DESCRIPTION OF THE TASK:
Reproduce the material in full, unchanged.

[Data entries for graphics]
┌──

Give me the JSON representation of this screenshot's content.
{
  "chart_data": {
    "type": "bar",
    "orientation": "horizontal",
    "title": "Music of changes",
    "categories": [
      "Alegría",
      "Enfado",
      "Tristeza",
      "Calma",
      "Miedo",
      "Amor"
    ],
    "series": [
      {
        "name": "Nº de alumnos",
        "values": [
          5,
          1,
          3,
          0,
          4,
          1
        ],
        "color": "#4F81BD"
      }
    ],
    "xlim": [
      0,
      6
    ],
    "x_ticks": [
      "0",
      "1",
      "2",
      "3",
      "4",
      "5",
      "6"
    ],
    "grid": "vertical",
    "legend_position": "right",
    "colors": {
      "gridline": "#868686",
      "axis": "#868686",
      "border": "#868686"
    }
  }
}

└──

COMPLETE OUTPUT:
Give me the JSON representation of this screenshot's content.
{
  "chart_data": {
    "type": "bar",
    "orientation": "horizontal",
    "title": "Music of changes",
    "categories": [
      "Alegría",
      "Enfado",
      "Tristeza",
      "Calma",
      "Miedo",
      "Amor"
    ],
    "series": [
      {
        "name": "Nº de alumnos",
        "values": [
          5,
          1,
          3,
          0,
          4,
          1
        ],
        "color": "#4F81BD"
      }
    ],
    "xlim": [
      0,
      6
    ],
    "x_ticks": [
      "0",
      "1",
      "2",
      "3",
      "4",
      "5",
      "6"
    ],
    "grid": "vertical",
    "legend_position": "right",
    "colors": {
      "gridline": "#868686",
      "axis": "#868686",
      "border": "#868686"
    }
  }
}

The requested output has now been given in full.